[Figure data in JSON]
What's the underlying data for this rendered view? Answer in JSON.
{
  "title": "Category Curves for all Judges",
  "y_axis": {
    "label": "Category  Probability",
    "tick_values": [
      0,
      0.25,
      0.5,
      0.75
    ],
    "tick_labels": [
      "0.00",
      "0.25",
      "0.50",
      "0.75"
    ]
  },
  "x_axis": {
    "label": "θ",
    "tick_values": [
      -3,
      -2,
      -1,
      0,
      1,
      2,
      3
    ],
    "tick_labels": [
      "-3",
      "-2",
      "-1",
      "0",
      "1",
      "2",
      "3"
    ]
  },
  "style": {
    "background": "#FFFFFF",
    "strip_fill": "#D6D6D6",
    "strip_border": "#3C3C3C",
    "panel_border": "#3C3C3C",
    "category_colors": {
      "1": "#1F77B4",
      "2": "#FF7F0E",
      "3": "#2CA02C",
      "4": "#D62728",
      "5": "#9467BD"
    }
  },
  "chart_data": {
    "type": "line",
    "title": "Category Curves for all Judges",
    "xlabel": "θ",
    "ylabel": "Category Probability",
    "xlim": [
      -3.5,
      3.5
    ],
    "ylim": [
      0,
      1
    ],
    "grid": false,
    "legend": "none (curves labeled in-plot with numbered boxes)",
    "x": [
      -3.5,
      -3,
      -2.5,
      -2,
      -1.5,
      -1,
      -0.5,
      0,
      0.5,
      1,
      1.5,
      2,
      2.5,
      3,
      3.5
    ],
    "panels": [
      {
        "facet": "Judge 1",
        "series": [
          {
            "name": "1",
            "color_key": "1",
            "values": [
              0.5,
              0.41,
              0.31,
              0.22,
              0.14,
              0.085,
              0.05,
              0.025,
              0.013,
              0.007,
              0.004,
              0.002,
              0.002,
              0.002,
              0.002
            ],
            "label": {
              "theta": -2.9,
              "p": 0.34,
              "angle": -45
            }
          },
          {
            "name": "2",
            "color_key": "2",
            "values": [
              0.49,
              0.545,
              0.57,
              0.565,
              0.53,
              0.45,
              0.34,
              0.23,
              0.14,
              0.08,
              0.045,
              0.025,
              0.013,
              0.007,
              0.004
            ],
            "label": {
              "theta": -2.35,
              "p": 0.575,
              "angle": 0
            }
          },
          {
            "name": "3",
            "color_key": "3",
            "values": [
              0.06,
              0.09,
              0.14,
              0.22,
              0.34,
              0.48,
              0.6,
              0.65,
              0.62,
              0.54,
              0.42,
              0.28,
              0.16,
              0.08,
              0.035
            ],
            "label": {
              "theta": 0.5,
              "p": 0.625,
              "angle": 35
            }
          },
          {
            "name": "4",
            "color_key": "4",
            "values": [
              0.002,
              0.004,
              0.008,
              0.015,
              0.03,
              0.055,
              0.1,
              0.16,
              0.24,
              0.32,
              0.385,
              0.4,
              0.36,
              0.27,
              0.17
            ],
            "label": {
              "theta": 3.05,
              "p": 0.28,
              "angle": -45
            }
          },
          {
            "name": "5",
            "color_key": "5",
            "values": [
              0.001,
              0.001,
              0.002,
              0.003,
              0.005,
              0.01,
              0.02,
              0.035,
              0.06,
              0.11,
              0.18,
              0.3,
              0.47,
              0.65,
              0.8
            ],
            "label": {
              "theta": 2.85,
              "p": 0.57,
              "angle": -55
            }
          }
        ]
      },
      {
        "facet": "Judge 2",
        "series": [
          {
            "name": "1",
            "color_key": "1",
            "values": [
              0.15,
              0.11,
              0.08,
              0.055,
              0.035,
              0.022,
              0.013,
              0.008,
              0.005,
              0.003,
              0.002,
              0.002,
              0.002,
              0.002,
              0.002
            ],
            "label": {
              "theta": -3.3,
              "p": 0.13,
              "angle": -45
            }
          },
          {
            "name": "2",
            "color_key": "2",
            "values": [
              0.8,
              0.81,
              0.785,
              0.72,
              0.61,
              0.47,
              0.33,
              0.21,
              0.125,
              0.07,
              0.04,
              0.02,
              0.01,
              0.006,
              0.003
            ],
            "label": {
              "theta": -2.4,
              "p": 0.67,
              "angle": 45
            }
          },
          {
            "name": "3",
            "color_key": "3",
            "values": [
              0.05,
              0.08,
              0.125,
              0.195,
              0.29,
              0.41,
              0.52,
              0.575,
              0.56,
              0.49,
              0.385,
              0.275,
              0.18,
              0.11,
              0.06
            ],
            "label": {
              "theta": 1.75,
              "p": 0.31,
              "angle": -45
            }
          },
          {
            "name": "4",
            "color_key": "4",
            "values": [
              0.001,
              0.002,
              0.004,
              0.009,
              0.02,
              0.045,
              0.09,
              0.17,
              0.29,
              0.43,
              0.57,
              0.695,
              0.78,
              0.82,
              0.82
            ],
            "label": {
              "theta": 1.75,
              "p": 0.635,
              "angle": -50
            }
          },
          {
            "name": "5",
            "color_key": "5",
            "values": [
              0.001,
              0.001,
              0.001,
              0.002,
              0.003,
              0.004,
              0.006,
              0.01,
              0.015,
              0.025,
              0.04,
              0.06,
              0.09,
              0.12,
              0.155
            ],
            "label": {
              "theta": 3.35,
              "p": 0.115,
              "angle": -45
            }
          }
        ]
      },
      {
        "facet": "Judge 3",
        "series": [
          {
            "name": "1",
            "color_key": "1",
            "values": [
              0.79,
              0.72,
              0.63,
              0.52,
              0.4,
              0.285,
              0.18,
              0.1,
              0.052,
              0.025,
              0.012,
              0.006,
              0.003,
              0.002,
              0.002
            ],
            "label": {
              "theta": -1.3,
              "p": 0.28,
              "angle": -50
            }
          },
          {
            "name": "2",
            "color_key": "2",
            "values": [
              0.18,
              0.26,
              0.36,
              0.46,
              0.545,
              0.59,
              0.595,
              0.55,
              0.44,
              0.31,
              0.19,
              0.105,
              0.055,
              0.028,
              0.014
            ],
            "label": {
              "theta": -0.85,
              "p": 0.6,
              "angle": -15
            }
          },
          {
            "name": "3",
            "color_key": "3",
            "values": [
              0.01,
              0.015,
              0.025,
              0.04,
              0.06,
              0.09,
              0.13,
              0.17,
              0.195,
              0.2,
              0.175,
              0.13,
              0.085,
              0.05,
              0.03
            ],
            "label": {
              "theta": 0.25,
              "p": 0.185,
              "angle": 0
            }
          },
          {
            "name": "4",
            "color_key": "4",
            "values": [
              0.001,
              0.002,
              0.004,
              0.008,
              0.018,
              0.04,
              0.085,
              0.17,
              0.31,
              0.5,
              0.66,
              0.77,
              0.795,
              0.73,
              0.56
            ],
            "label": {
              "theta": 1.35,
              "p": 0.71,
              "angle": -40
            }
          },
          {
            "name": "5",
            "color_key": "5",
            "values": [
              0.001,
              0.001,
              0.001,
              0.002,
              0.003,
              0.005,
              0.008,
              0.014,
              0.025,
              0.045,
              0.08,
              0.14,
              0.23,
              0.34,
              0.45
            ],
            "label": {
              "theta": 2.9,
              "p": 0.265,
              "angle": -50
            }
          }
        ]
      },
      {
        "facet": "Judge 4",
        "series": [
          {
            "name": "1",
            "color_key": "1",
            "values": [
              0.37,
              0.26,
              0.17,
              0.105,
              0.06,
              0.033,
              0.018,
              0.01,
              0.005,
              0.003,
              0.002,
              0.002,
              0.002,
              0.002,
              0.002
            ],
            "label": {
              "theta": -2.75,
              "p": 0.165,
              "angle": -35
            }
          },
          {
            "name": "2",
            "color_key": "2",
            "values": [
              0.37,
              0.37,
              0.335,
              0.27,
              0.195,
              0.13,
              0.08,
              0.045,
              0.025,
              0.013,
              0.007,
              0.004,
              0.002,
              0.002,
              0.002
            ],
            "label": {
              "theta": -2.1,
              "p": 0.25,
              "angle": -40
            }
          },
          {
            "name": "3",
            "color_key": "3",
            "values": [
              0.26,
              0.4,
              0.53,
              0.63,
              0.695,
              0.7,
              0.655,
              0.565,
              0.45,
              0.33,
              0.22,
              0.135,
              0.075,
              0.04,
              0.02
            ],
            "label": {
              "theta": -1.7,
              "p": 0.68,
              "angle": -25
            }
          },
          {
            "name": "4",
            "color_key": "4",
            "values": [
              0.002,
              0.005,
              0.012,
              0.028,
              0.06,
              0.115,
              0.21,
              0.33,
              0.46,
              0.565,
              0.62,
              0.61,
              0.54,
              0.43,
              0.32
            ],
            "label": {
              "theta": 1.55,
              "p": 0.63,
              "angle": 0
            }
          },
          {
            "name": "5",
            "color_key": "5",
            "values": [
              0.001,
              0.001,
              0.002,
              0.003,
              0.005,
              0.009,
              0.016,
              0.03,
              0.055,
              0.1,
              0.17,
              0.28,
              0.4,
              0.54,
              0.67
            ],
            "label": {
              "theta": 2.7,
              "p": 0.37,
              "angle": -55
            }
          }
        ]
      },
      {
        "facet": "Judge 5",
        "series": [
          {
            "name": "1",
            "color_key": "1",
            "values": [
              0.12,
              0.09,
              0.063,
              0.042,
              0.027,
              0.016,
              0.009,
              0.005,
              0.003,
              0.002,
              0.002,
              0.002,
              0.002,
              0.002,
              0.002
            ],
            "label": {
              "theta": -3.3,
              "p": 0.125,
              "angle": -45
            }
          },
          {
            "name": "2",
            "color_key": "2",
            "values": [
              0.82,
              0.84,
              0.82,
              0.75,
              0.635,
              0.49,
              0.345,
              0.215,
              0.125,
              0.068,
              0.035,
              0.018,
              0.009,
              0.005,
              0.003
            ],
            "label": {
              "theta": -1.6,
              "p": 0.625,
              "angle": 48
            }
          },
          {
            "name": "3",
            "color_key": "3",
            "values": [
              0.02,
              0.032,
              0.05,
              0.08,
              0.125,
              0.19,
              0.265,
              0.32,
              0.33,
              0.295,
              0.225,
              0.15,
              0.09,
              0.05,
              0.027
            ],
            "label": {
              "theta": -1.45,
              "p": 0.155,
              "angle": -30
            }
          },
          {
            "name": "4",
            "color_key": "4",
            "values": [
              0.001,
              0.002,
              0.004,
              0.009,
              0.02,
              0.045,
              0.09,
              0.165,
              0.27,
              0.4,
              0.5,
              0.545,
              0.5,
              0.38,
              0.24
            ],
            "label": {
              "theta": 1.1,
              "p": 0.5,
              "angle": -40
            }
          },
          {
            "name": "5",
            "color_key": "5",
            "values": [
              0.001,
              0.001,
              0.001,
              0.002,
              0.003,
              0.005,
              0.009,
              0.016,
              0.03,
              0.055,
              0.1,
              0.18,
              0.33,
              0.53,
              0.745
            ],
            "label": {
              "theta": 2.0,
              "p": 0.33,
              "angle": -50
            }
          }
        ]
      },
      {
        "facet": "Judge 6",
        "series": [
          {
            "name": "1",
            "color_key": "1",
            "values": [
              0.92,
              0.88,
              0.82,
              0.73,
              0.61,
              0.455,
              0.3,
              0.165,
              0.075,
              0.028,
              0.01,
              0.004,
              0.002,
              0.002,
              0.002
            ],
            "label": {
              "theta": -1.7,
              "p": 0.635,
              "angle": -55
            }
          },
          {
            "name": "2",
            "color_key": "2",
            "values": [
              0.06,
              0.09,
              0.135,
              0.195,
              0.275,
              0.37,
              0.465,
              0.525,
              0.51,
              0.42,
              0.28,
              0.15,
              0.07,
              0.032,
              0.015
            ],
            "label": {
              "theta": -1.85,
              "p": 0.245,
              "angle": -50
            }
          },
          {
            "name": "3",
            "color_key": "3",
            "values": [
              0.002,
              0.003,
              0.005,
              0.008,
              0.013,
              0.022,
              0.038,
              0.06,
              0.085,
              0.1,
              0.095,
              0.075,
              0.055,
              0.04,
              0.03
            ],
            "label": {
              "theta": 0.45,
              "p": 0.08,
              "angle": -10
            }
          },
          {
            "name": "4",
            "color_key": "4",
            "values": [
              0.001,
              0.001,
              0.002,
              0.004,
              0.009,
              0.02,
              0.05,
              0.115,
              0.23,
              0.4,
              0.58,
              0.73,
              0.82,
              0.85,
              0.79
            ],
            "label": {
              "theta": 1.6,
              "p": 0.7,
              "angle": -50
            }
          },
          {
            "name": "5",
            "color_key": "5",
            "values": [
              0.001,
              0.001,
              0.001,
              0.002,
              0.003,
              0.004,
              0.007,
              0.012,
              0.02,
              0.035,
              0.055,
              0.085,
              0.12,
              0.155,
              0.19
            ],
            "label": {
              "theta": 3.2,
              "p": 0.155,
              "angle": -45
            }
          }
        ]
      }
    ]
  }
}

• [Exercise prompt]: Extract each line from the listing that holds the word "Probability".

• [Written reply]:
    "label": "Category  Probability",
    "ylabel": "Category Probability",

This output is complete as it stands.